(A run of records)
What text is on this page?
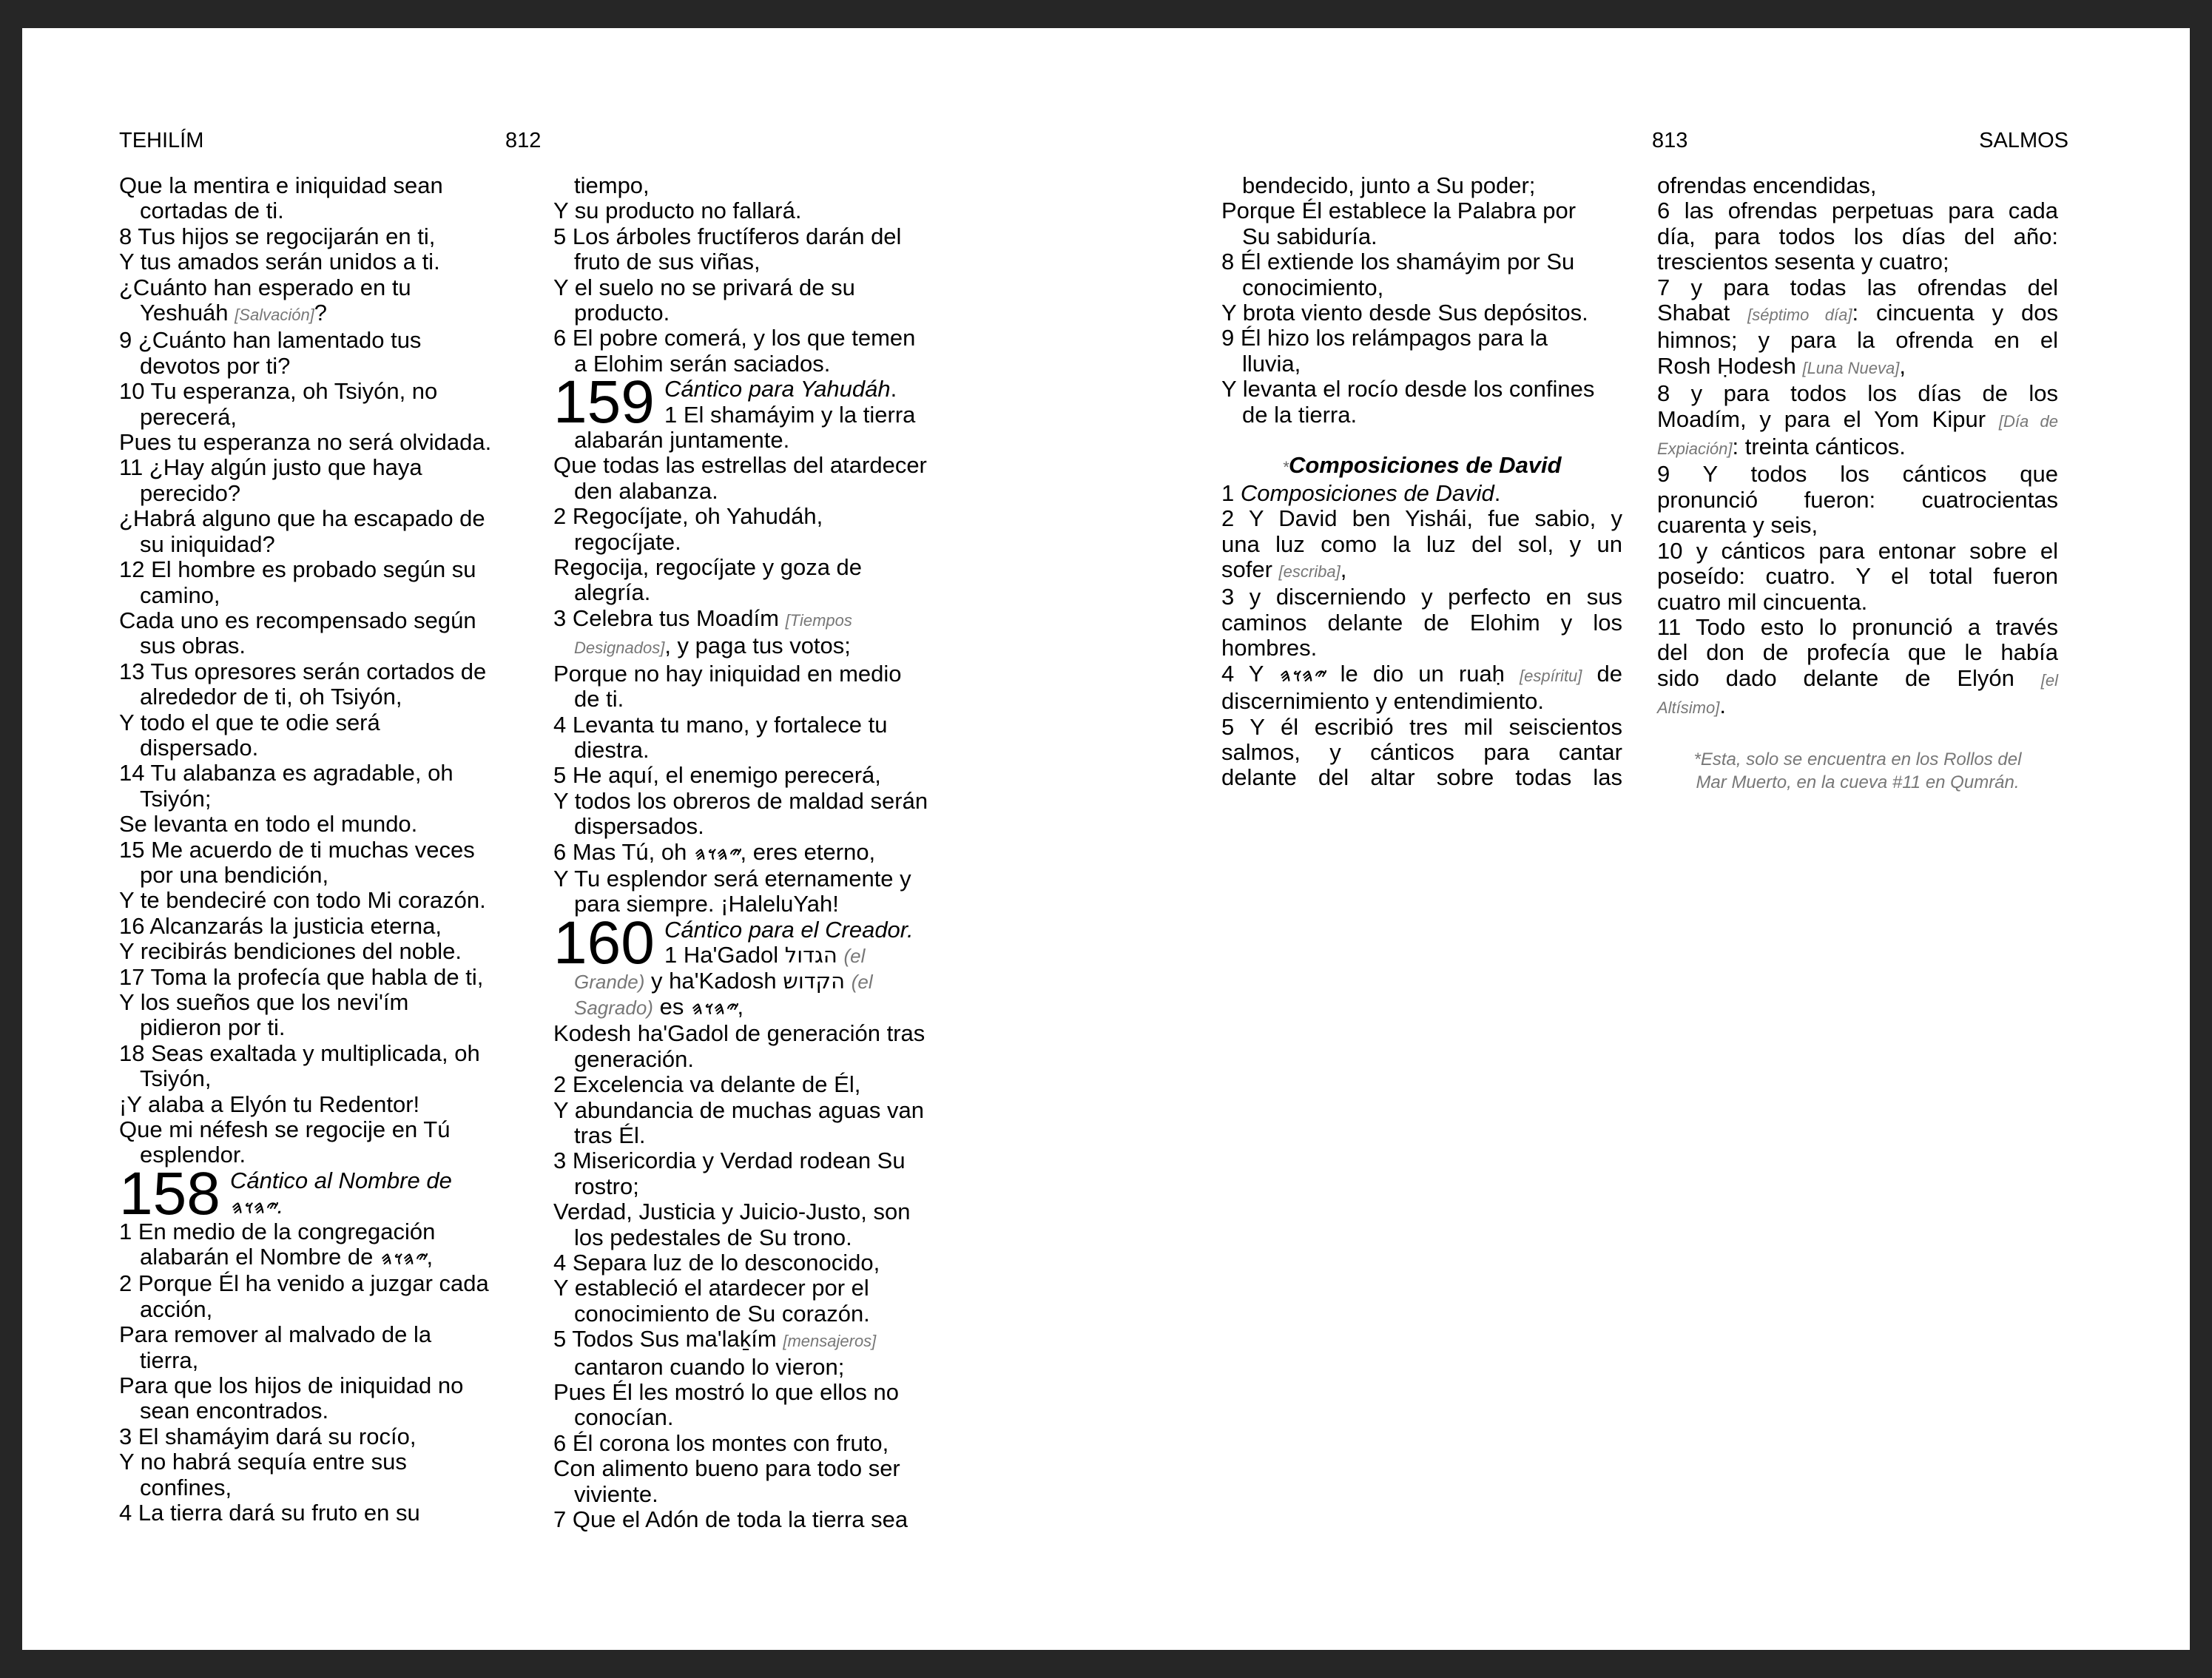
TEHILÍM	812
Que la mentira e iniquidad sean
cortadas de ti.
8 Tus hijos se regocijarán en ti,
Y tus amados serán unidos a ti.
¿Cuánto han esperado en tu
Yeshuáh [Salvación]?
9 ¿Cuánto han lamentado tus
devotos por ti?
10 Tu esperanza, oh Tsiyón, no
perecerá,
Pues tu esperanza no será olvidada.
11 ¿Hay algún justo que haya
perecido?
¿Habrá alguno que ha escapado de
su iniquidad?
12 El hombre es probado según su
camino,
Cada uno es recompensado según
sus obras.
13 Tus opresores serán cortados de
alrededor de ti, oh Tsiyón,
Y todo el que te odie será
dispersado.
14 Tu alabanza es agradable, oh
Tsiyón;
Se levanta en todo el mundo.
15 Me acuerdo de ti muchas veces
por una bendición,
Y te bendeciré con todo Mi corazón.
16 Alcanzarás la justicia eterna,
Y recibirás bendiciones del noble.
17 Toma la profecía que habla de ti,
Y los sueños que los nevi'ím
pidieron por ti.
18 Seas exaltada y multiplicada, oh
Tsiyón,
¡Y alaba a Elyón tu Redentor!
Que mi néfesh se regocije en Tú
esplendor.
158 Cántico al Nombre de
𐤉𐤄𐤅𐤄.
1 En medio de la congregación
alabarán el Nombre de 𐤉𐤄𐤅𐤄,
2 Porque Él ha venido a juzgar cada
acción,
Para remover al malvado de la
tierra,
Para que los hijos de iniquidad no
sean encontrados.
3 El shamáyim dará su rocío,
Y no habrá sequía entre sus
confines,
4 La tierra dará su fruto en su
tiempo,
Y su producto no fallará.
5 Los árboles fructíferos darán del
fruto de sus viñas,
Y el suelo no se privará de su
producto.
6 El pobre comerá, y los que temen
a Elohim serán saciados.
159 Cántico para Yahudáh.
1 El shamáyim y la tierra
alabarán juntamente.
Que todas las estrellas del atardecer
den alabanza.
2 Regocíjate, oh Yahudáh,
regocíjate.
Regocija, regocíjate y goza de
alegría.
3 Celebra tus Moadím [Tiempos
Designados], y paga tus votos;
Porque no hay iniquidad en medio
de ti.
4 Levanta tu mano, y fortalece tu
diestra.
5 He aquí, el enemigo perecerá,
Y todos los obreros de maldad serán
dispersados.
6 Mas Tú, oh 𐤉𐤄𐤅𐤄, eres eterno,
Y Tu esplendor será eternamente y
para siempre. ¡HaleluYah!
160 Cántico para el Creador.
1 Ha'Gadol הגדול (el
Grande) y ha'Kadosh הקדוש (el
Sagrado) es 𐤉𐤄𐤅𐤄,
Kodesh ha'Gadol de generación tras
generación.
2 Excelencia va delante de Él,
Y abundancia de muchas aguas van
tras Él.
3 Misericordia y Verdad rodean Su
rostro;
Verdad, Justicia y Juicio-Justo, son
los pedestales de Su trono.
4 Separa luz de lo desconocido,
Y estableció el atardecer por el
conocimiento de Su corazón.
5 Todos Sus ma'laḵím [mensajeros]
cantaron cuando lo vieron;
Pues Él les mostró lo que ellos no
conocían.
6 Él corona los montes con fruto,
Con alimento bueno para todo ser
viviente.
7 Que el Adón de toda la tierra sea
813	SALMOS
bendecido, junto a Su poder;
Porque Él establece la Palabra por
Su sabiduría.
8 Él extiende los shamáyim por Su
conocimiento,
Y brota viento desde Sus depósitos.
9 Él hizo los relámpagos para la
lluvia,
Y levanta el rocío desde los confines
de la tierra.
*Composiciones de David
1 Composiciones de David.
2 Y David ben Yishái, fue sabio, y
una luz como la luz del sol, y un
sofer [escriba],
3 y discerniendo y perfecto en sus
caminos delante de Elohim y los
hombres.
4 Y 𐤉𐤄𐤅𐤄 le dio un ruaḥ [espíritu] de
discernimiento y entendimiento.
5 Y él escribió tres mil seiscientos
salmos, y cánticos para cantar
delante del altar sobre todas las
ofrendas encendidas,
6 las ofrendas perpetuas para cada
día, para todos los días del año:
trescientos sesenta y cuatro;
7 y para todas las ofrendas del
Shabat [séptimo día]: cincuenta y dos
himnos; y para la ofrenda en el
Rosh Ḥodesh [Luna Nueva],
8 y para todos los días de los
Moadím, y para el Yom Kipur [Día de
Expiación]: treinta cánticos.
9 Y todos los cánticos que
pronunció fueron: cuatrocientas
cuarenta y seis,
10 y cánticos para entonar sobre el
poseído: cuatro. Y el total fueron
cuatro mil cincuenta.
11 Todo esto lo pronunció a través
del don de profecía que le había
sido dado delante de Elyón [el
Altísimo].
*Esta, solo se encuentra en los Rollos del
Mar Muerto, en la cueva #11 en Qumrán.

Task statement:
Filter the records above and return every line that holds the word "cincuenta".

Task answer:
Shabat [séptimo día]: cincuenta y dos
cuatro mil cincuenta.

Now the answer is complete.